## EXERCISE TASK
Determine which lines of the records include the word "考查区别对待", and copy them.

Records
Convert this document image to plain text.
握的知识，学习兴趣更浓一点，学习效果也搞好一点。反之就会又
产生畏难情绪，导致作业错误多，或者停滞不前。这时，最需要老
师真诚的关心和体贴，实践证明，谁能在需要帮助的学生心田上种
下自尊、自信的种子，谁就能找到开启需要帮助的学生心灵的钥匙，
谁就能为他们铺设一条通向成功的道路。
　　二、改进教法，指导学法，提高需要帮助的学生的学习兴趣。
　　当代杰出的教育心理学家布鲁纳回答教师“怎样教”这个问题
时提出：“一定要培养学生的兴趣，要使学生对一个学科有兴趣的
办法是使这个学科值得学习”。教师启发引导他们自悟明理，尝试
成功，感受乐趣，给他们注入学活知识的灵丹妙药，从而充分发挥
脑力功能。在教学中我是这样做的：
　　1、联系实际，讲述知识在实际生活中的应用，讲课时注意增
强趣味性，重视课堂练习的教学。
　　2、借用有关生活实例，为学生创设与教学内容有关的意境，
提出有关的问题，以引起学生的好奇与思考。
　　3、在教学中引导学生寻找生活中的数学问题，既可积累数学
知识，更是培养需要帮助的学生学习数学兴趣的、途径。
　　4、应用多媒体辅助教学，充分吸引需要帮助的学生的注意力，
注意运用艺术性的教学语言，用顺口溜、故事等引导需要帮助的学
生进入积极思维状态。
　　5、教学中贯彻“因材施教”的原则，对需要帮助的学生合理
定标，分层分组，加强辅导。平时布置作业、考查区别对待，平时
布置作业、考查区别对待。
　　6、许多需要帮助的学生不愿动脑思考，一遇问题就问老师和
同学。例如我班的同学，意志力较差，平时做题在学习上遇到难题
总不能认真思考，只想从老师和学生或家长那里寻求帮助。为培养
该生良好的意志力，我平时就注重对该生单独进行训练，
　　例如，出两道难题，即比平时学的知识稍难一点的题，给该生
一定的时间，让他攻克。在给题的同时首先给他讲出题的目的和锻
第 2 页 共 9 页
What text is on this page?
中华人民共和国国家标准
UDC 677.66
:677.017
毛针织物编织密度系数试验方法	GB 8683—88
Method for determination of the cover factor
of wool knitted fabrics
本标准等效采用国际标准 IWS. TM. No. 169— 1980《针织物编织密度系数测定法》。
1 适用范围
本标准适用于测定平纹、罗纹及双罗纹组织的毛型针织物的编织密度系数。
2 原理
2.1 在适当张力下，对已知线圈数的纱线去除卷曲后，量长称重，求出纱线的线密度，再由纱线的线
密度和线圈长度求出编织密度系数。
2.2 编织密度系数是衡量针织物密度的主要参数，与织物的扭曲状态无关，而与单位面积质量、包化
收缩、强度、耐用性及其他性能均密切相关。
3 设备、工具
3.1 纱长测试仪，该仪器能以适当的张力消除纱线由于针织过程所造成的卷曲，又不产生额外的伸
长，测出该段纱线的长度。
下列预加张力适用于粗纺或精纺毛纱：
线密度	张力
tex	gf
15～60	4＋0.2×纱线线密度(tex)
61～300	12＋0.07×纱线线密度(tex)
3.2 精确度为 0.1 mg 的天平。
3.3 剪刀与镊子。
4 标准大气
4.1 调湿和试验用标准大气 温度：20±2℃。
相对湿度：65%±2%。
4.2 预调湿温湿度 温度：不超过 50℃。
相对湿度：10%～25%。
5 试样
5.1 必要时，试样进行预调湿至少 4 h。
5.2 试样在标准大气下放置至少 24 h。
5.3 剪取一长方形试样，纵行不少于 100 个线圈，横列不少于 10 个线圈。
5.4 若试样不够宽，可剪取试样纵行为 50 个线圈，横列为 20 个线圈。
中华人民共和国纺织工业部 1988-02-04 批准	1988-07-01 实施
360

## COMPLETE OUTPUT
定标，分层分组，加强辅导。平时布置作业、考查区别对待，平时
布置作业、考查区别对待。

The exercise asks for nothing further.